### Task
Output the data below in full, character for character.

——

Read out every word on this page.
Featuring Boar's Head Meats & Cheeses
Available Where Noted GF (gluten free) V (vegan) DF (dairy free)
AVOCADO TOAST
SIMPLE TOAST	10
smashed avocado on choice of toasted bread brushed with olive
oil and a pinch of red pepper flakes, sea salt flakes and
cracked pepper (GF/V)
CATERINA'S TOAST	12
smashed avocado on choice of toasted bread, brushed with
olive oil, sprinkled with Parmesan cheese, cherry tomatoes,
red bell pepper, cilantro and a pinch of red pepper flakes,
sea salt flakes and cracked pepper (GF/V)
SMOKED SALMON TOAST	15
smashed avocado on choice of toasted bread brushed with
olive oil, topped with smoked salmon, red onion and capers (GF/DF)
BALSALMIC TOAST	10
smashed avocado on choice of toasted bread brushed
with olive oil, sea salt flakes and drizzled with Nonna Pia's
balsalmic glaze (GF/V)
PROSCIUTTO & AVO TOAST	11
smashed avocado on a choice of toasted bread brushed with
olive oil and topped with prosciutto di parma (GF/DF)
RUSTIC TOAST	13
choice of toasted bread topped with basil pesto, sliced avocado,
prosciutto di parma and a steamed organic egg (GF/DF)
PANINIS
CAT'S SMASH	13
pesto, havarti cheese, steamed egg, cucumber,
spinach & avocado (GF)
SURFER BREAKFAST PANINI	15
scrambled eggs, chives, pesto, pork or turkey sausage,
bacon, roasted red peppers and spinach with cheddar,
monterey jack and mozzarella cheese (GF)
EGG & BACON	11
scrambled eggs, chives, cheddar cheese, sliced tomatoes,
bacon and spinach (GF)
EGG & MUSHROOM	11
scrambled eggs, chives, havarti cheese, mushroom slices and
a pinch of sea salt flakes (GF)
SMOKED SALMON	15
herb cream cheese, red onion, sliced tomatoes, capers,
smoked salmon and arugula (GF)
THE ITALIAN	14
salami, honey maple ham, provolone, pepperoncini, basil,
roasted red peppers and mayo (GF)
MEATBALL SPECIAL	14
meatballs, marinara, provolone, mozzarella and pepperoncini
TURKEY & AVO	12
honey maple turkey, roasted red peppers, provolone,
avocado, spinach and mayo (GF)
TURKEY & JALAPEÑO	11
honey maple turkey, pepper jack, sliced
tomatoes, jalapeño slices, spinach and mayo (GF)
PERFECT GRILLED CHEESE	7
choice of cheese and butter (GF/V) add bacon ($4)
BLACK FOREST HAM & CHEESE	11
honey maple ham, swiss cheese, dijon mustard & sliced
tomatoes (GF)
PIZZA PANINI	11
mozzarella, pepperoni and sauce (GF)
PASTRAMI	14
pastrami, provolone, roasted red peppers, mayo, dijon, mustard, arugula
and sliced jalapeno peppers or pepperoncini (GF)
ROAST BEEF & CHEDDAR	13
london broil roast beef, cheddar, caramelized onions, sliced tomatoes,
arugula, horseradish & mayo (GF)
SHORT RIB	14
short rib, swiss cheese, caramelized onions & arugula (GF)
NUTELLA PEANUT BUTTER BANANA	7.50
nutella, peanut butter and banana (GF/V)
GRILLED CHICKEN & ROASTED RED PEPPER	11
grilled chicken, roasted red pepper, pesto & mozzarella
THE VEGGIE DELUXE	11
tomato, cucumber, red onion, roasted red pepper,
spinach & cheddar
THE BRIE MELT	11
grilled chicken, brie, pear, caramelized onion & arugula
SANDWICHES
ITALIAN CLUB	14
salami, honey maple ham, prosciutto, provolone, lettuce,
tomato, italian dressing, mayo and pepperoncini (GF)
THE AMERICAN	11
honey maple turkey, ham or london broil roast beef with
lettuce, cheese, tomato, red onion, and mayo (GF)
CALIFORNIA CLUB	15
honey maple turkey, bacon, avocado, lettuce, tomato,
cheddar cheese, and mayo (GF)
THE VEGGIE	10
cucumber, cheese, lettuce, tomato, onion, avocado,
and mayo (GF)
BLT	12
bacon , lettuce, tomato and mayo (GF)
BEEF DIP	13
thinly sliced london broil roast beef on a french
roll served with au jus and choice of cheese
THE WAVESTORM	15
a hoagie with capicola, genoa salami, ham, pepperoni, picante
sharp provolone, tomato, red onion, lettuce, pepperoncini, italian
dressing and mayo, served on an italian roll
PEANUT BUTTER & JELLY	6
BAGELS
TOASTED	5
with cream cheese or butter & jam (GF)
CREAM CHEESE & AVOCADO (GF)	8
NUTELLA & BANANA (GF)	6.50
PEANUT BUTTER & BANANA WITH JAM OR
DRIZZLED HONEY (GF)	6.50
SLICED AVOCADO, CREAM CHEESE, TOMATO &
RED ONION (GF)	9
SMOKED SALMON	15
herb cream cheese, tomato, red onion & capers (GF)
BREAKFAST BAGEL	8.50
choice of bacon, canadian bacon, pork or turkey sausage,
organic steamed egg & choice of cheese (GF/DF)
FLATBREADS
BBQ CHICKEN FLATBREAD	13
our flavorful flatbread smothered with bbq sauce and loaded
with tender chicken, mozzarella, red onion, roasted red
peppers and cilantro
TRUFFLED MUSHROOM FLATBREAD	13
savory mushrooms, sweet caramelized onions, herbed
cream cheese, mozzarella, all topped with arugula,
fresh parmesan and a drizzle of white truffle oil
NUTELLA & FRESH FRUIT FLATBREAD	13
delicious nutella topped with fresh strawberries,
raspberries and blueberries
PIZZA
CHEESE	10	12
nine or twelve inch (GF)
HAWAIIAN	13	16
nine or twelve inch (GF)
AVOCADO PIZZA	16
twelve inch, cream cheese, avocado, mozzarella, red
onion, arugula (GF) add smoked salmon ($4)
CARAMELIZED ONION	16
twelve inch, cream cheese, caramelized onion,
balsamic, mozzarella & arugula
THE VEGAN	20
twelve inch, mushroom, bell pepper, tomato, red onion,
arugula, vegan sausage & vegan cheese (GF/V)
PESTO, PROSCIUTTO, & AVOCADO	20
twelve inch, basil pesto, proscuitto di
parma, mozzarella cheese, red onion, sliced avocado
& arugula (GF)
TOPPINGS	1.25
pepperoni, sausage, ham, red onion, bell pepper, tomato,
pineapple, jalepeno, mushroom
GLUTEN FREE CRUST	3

——

### Worked solution
Read out every word on this page.
Featuring Boar's Head Meats & Cheeses
Available Where Noted GF (gluten free) V (vegan) DF (dairy free)
AVOCADO TOAST
SIMPLE TOAST	10
smashed avocado on choice of toasted bread brushed with olive
oil and a pinch of red pepper flakes, sea salt flakes and
cracked pepper (GF/V)
CATERINA'S TOAST	12
smashed avocado on choice of toasted bread, brushed with
olive oil, sprinkled with Parmesan cheese, cherry tomatoes,
red bell pepper, cilantro and a pinch of red pepper flakes,
sea salt flakes and cracked pepper (GF/V)
SMOKED SALMON TOAST	15
smashed avocado on choice of toasted bread brushed with
olive oil, topped with smoked salmon, red onion and capers (GF/DF)
BALSALMIC TOAST	10
smashed avocado on choice of toasted bread brushed
with olive oil, sea salt flakes and drizzled with Nonna Pia's
balsalmic glaze (GF/V)
PROSCIUTTO & AVO TOAST	11
smashed avocado on a choice of toasted bread brushed with
olive oil and topped with prosciutto di parma (GF/DF)
RUSTIC TOAST	13
choice of toasted bread topped with basil pesto, sliced avocado,
prosciutto di parma and a steamed organic egg (GF/DF)
PANINIS
CAT'S SMASH	13
pesto, havarti cheese, steamed egg, cucumber,
spinach & avocado (GF)
SURFER BREAKFAST PANINI	15
scrambled eggs, chives, pesto, pork or turkey sausage,
bacon, roasted red peppers and spinach with cheddar,
monterey jack and mozzarella cheese (GF)
EGG & BACON	11
scrambled eggs, chives, cheddar cheese, sliced tomatoes,
bacon and spinach (GF)
EGG & MUSHROOM	11
scrambled eggs, chives, havarti cheese, mushroom slices and
a pinch of sea salt flakes (GF)
SMOKED SALMON	15
herb cream cheese, red onion, sliced tomatoes, capers,
smoked salmon and arugula (GF)
THE ITALIAN	14
salami, honey maple ham, provolone, pepperoncini, basil,
roasted red peppers and mayo (GF)
MEATBALL SPECIAL	14
meatballs, marinara, provolone, mozzarella and pepperoncini
TURKEY & AVO	12
honey maple turkey, roasted red peppers, provolone,
avocado, spinach and mayo (GF)
TURKEY & JALAPEÑO	11
honey maple turkey, pepper jack, sliced
tomatoes, jalapeño slices, spinach and mayo (GF)
PERFECT GRILLED CHEESE	7
choice of cheese and butter (GF/V) add bacon ($4)
BLACK FOREST HAM & CHEESE	11
honey maple ham, swiss cheese, dijon mustard & sliced
tomatoes (GF)
PIZZA PANINI	11
mozzarella, pepperoni and sauce (GF)
PASTRAMI	14
pastrami, provolone, roasted red peppers, mayo, dijon, mustard, arugula
and sliced jalapeno peppers or pepperoncini (GF)
ROAST BEEF & CHEDDAR	13
london broil roast beef, cheddar, caramelized onions, sliced tomatoes,
arugula, horseradish & mayo (GF)
SHORT RIB	14
short rib, swiss cheese, caramelized onions & arugula (GF)
NUTELLA PEANUT BUTTER BANANA	7.50
nutella, peanut butter and banana (GF/V)
GRILLED CHICKEN & ROASTED RED PEPPER	11
grilled chicken, roasted red pepper, pesto & mozzarella
THE VEGGIE DELUXE	11
tomato, cucumber, red onion, roasted red pepper,
spinach & cheddar
THE BRIE MELT	11
grilled chicken, brie, pear, caramelized onion & arugula
SANDWICHES
ITALIAN CLUB	14
salami, honey maple ham, prosciutto, provolone, lettuce,
tomato, italian dressing, mayo and pepperoncini (GF)
THE AMERICAN	11
honey maple turkey, ham or london broil roast beef with
lettuce, cheese, tomato, red onion, and mayo (GF)
CALIFORNIA CLUB	15
honey maple turkey, bacon, avocado, lettuce, tomato,
cheddar cheese, and mayo (GF)
THE VEGGIE	10
cucumber, cheese, lettuce, tomato, onion, avocado,
and mayo (GF)
BLT	12
bacon , lettuce, tomato and mayo (GF)
BEEF DIP	13
thinly sliced london broil roast beef on a french
roll served with au jus and choice of cheese
THE WAVESTORM	15
a hoagie with capicola, genoa salami, ham, pepperoni, picante
sharp provolone, tomato, red onion, lettuce, pepperoncini, italian
dressing and mayo, served on an italian roll
PEANUT BUTTER & JELLY	6
BAGELS
TOASTED	5
with cream cheese or butter & jam (GF)
CREAM CHEESE & AVOCADO (GF)	8
NUTELLA & BANANA (GF)	6.50
PEANUT BUTTER & BANANA WITH JAM OR
DRIZZLED HONEY (GF)	6.50
SLICED AVOCADO, CREAM CHEESE, TOMATO &
RED ONION (GF)	9
SMOKED SALMON	15
herb cream cheese, tomato, red onion & capers (GF)
BREAKFAST BAGEL	8.50
choice of bacon, canadian bacon, pork or turkey sausage,
organic steamed egg & choice of cheese (GF/DF)
FLATBREADS
BBQ CHICKEN FLATBREAD	13
our flavorful flatbread smothered with bbq sauce and loaded
with tender chicken, mozzarella, red onion, roasted red
peppers and cilantro
TRUFFLED MUSHROOM FLATBREAD	13
savory mushrooms, sweet caramelized onions, herbed
cream cheese, mozzarella, all topped with arugula,
fresh parmesan and a drizzle of white truffle oil
NUTELLA & FRESH FRUIT FLATBREAD	13
delicious nutella topped with fresh strawberries,
raspberries and blueberries
PIZZA
CHEESE	10	12
nine or twelve inch (GF)
HAWAIIAN	13	16
nine or twelve inch (GF)
AVOCADO PIZZA	16
twelve inch, cream cheese, avocado, mozzarella, red
onion, arugula (GF) add smoked salmon ($4)
CARAMELIZED ONION	16
twelve inch, cream cheese, caramelized onion,
balsamic, mozzarella & arugula
THE VEGAN	20
twelve inch, mushroom, bell pepper, tomato, red onion,
arugula, vegan sausage & vegan cheese (GF/V)
PESTO, PROSCIUTTO, & AVOCADO	20
twelve inch, basil pesto, proscuitto di
parma, mozzarella cheese, red onion, sliced avocado
& arugula (GF)
TOPPINGS	1.25
pepperoni, sausage, ham, red onion, bell pepper, tomato,
pineapple, jalepeno, mushroom
GLUTEN FREE CRUST	3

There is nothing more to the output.